-- begin SUPPLIED DATA --
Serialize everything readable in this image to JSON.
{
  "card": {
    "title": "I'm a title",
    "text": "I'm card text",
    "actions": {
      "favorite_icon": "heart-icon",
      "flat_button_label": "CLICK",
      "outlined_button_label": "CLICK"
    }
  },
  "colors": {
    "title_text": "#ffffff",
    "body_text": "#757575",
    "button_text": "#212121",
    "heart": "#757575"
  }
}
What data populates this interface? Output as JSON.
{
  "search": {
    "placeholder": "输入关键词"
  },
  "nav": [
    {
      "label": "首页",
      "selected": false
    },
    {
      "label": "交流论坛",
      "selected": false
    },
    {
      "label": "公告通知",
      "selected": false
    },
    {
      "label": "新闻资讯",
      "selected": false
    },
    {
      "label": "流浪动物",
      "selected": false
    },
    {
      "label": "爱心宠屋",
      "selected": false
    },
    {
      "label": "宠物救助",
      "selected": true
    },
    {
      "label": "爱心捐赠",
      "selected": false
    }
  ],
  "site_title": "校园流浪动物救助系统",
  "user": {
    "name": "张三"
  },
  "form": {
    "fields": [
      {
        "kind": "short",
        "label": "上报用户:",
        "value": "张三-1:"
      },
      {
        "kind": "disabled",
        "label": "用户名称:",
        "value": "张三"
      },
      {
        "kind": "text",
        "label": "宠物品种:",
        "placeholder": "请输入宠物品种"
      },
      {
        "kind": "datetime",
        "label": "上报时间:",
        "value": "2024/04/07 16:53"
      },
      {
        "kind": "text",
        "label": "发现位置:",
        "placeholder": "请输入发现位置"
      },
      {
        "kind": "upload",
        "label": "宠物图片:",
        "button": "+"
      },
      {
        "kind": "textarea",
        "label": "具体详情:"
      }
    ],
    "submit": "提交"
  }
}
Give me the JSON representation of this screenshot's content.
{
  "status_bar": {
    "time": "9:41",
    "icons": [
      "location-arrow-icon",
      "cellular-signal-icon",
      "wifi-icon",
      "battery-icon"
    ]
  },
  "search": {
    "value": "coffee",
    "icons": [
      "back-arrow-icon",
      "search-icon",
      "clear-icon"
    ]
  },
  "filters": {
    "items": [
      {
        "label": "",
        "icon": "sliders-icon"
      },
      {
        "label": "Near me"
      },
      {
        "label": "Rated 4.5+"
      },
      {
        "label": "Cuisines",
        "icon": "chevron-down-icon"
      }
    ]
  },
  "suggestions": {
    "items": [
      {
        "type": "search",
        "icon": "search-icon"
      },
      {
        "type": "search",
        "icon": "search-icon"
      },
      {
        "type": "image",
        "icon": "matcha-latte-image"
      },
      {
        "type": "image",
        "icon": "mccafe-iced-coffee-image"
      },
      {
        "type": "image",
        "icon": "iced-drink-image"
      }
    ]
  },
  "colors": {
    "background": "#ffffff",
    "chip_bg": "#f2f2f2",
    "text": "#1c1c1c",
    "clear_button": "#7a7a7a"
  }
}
-- end SUPPLIED DATA --
*GIVEN PROBLEM*
Copy out all of the data exactly, leaving nothing out.

*EXERCISE ANSWER*
Serialize everything readable in this image to JSON.
{
  "card": {
    "title": "I'm a title",
    "text": "I'm card text",
    "actions": {
      "favorite_icon": "heart-icon",
      "flat_button_label": "CLICK",
      "outlined_button_label": "CLICK"
    }
  },
  "colors": {
    "title_text": "#ffffff",
    "body_text": "#757575",
    "button_text": "#212121",
    "heart": "#757575"
  }
}
What data populates this interface? Output as JSON.
{
  "search": {
    "placeholder": "输入关键词"
  },
  "nav": [
    {
      "label": "首页",
      "selected": false
    },
    {
      "label": "交流论坛",
      "selected": false
    },
    {
      "label": "公告通知",
      "selected": false
    },
    {
      "label": "新闻资讯",
      "selected": false
    },
    {
      "label": "流浪动物",
      "selected": false
    },
    {
      "label": "爱心宠屋",
      "selected": false
    },
    {
      "label": "宠物救助",
      "selected": true
    },
    {
      "label": "爱心捐赠",
      "selected": false
    }
  ],
  "site_title": "校园流浪动物救助系统",
  "user": {
    "name": "张三"
  },
  "form": {
    "fields": [
      {
        "kind": "short",
        "label": "上报用户:",
        "value": "张三-1:"
      },
      {
        "kind": "disabled",
        "label": "用户名称:",
        "value": "张三"
      },
      {
        "kind": "text",
        "label": "宠物品种:",
        "placeholder": "请输入宠物品种"
      },
      {
        "kind": "datetime",
        "label": "上报时间:",
        "value": "2024/04/07 16:53"
      },
      {
        "kind": "text",
        "label": "发现位置:",
        "placeholder": "请输入发现位置"
      },
      {
        "kind": "upload",
        "label": "宠物图片:",
        "button": "+"
      },
      {
        "kind": "textarea",
        "label": "具体详情:"
      }
    ],
    "submit": "提交"
  }
}
Give me the JSON representation of this screenshot's content.
{
  "status_bar": {
    "time": "9:41",
    "icons": [
      "location-arrow-icon",
      "cellular-signal-icon",
      "wifi-icon",
      "battery-icon"
    ]
  },
  "search": {
    "value": "coffee",
    "icons": [
      "back-arrow-icon",
      "search-icon",
      "clear-icon"
    ]
  },
  "filters": {
    "items": [
      {
        "label": "",
        "icon": "sliders-icon"
      },
      {
        "label": "Near me"
      },
      {
        "label": "Rated 4.5+"
      },
      {
        "label": "Cuisines",
        "icon": "chevron-down-icon"
      }
    ]
  },
  "suggestions": {
    "items": [
      {
        "type": "search",
        "icon": "search-icon"
      },
      {
        "type": "search",
        "icon": "search-icon"
      },
      {
        "type": "image",
        "icon": "matcha-latte-image"
      },
      {
        "type": "image",
        "icon": "mccafe-iced-coffee-image"
      },
      {
        "type": "image",
        "icon": "iced-drink-image"
      }
    ]
  },
  "colors": {
    "background": "#ffffff",
    "chip_bg": "#f2f2f2",
    "text": "#1c1c1c",
    "clear_button": "#7a7a7a"
  }
}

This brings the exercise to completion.